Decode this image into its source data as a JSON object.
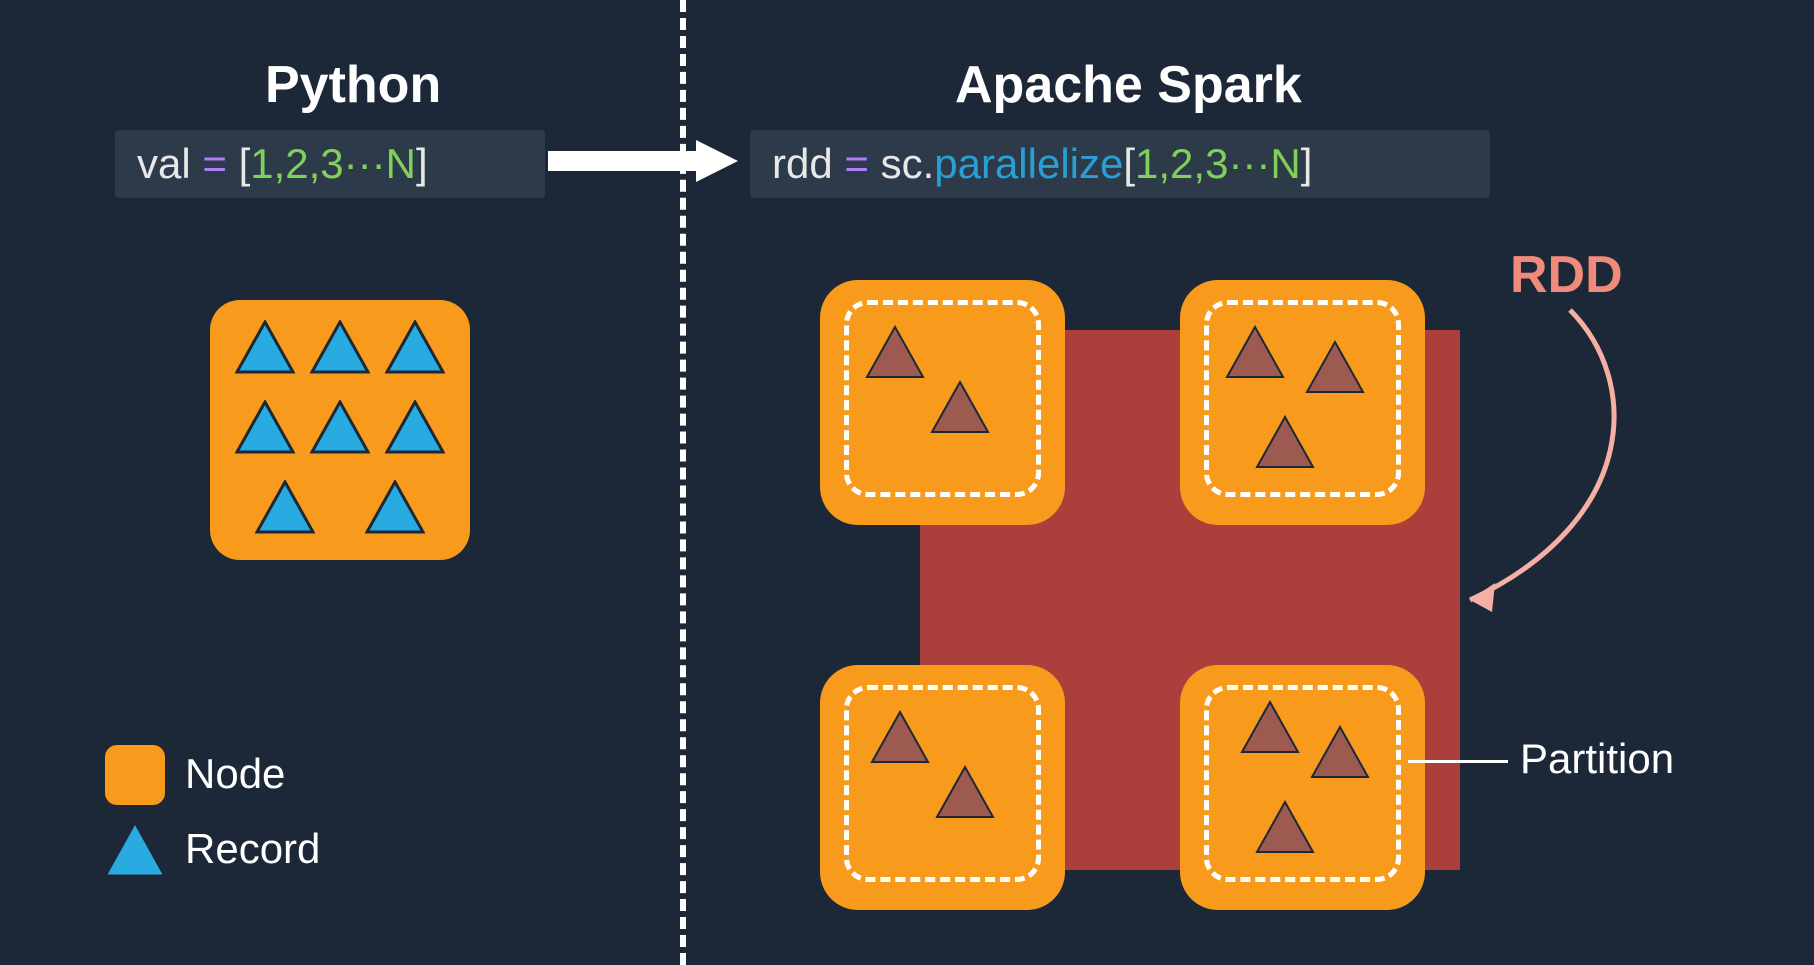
{
  "left": {
    "title": "Python",
    "code": {
      "var": "val",
      "eq": "=",
      "open": "[",
      "vals": "1,2,3···N",
      "close": "]"
    }
  },
  "right": {
    "title": "Apache Spark",
    "code": {
      "var": "rdd",
      "eq": "=",
      "obj": "sc",
      "dot": ".",
      "func": "parallelize",
      "open": "[",
      "vals": "1,2,3···N",
      "close": "]"
    },
    "rdd_label": "RDD",
    "partition_label": "Partition"
  },
  "legend": {
    "node": "Node",
    "record": "Record"
  },
  "colors": {
    "bg": "#1c2837",
    "node": "#f89b1c",
    "record_fill": "#29abe2",
    "record_stroke": "#1c2837",
    "rdd_fill": "#aa3f3c",
    "rdd_label": "#f08a7a",
    "dark_tri_fill": "#9c5a50"
  }
}
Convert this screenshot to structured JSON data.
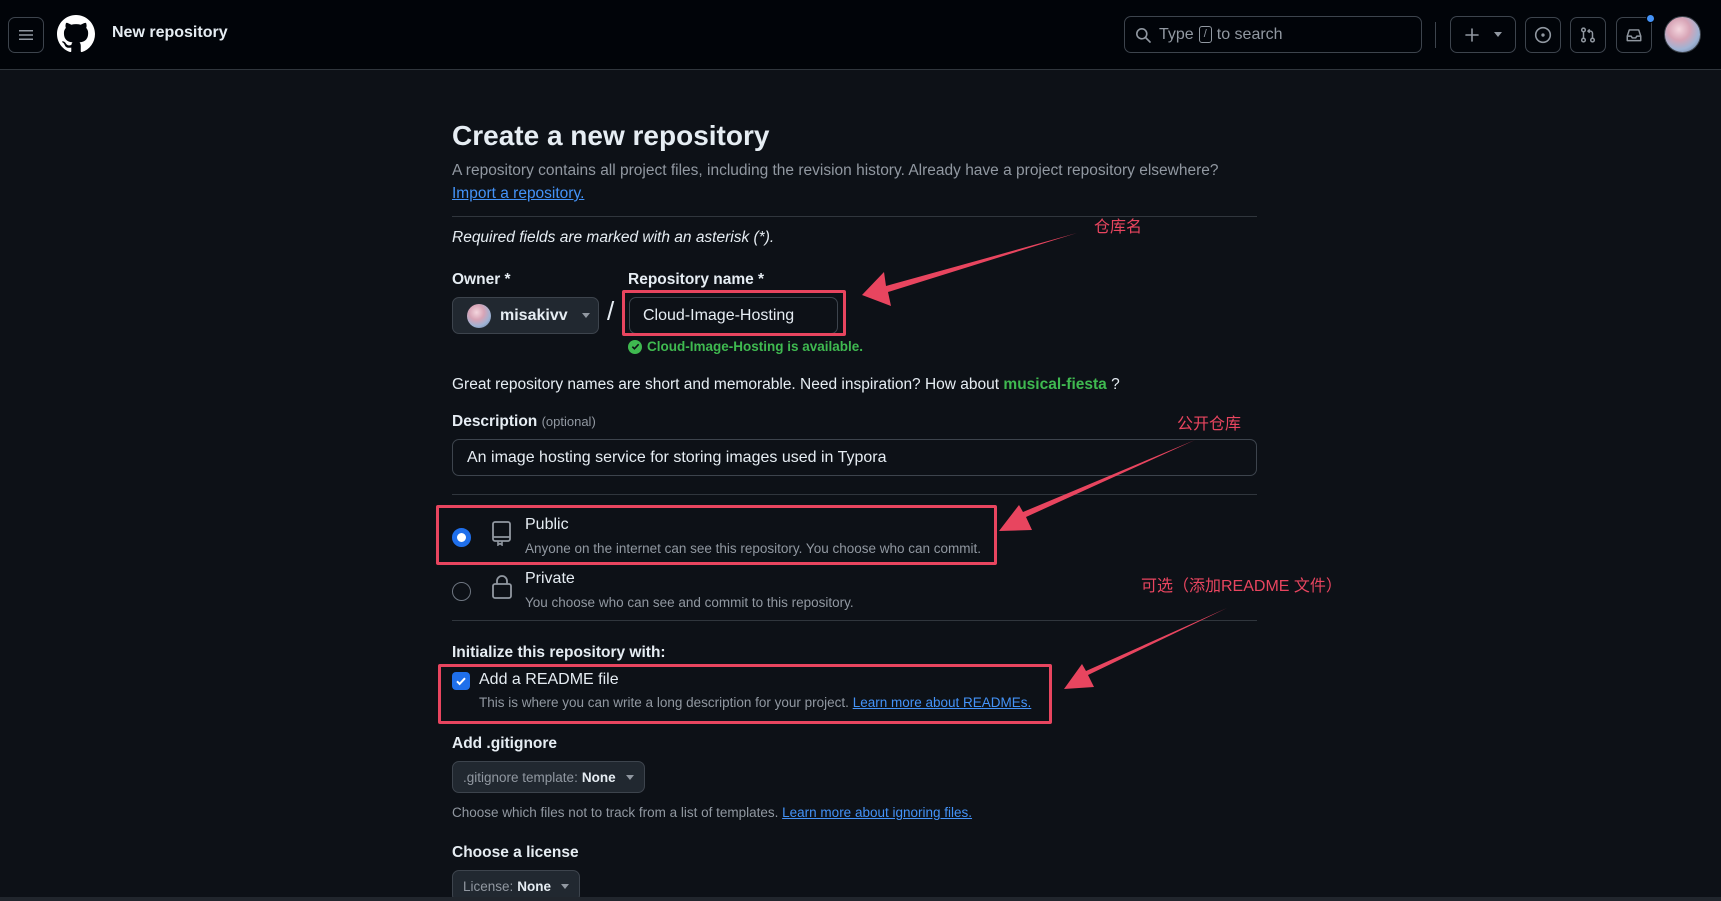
{
  "header": {
    "page_name": "New repository",
    "search_prefix": "Type",
    "search_key": "/",
    "search_suffix": "to search"
  },
  "form": {
    "title": "Create a new repository",
    "subtitle": "A repository contains all project files, including the revision history. Already have a project repository elsewhere?",
    "import_link": "Import a repository.",
    "required_note": "Required fields are marked with an asterisk (*).",
    "owner_label": "Owner *",
    "owner_value": "misakivv",
    "repo_label": "Repository name *",
    "repo_value": "Cloud-Image-Hosting",
    "available_text": "Cloud-Image-Hosting is available.",
    "suggest_prefix": "Great repository names are short and memorable. Need inspiration? How about",
    "suggest_name": "musical-fiesta",
    "suggest_suffix": "?",
    "description_label": "Description",
    "description_optional": "(optional)",
    "description_value": "An image hosting service for storing images used in Typora",
    "visibility": [
      {
        "title": "Public",
        "desc": "Anyone on the internet can see this repository. You choose who can commit.",
        "selected": true
      },
      {
        "title": "Private",
        "desc": "You choose who can see and commit to this repository.",
        "selected": false
      }
    ],
    "init_label": "Initialize this repository with:",
    "readme_title": "Add a README file",
    "readme_desc": "This is where you can write a long description for your project.",
    "readme_link": "Learn more about READMEs.",
    "readme_checked": true,
    "gitignore_label": "Add .gitignore",
    "gitignore_button_prefix": ".gitignore template:",
    "gitignore_button_value": "None",
    "gitignore_help": "Choose which files not to track from a list of templates.",
    "gitignore_link": "Learn more about ignoring files.",
    "license_label": "Choose a license",
    "license_button_prefix": "License:",
    "license_button_value": "None"
  },
  "annotations": {
    "repo_name_note": "仓库名",
    "public_note": "公开仓库",
    "readme_note": "可选（添加README 文件）",
    "color": "#e8455f"
  },
  "colors": {
    "background": "#0d1117",
    "header_bg": "#010409",
    "accent_blue": "#1f6feb",
    "link_blue": "#4493f8",
    "success_green": "#3fb950"
  }
}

——

◆ **Task objective**
Output, exactly, all the records above; include no pictures.

◆ **Problem solution**
Decode this image into its source data as a JSON object.
{
  "left": {
    "title": "Python",
    "code": {
      "var": "val",
      "eq": "=",
      "open": "[",
      "vals": "1,2,3···N",
      "close": "]"
    }
  },
  "right": {
    "title": "Apache Spark",
    "code": {
      "var": "rdd",
      "eq": "=",
      "obj": "sc",
      "dot": ".",
      "func": "parallelize",
      "open": "[",
      "vals": "1,2,3···N",
      "close": "]"
    },
    "rdd_label": "RDD",
    "partition_label": "Partition"
  },
  "legend": {
    "node": "Node",
    "record": "Record"
  },
  "colors": {
    "bg": "#1c2837",
    "node": "#f89b1c",
    "record_fill": "#29abe2",
    "record_stroke": "#1c2837",
    "rdd_fill": "#aa3f3c",
    "rdd_label": "#f08a7a",
    "dark_tri_fill": "#9c5a50"
  }
}
Convert this screenshot to structured JSON data.
{
  "header": {
    "page_name": "New repository",
    "search_prefix": "Type",
    "search_key": "/",
    "search_suffix": "to search"
  },
  "form": {
    "title": "Create a new repository",
    "subtitle": "A repository contains all project files, including the revision history. Already have a project repository elsewhere?",
    "import_link": "Import a repository.",
    "required_note": "Required fields are marked with an asterisk (*).",
    "owner_label": "Owner *",
    "owner_value": "misakivv",
    "repo_label": "Repository name *",
    "repo_value": "Cloud-Image-Hosting",
    "available_text": "Cloud-Image-Hosting is available.",
    "suggest_prefix": "Great repository names are short and memorable. Need inspiration? How about",
    "suggest_name": "musical-fiesta",
    "suggest_suffix": "?",
    "description_label": "Description",
    "description_optional": "(optional)",
    "description_value": "An image hosting service for storing images used in Typora",
    "visibility": [
      {
        "title": "Public",
        "desc": "Anyone on the internet can see this repository. You choose who can commit.",
        "selected": true
      },
      {
        "title": "Private",
        "desc": "You choose who can see and commit to this repository.",
        "selected": false
      }
    ],
    "init_label": "Initialize this repository with:",
    "readme_title": "Add a README file",
    "readme_desc": "This is where you can write a long description for your project.",
    "readme_link": "Learn more about READMEs.",
    "readme_checked": true,
    "gitignore_label": "Add .gitignore",
    "gitignore_button_prefix": ".gitignore template:",
    "gitignore_button_value": "None",
    "gitignore_help": "Choose which files not to track from a list of templates.",
    "gitignore_link": "Learn more about ignoring files.",
    "license_label": "Choose a license",
    "license_button_prefix": "License:",
    "license_button_value": "None"
  },
  "annotations": {
    "repo_name_note": "仓库名",
    "public_note": "公开仓库",
    "readme_note": "可选（添加README 文件）",
    "color": "#e8455f"
  },
  "colors": {
    "background": "#0d1117",
    "header_bg": "#010409",
    "accent_blue": "#1f6feb",
    "link_blue": "#4493f8",
    "success_green": "#3fb950"
  }
}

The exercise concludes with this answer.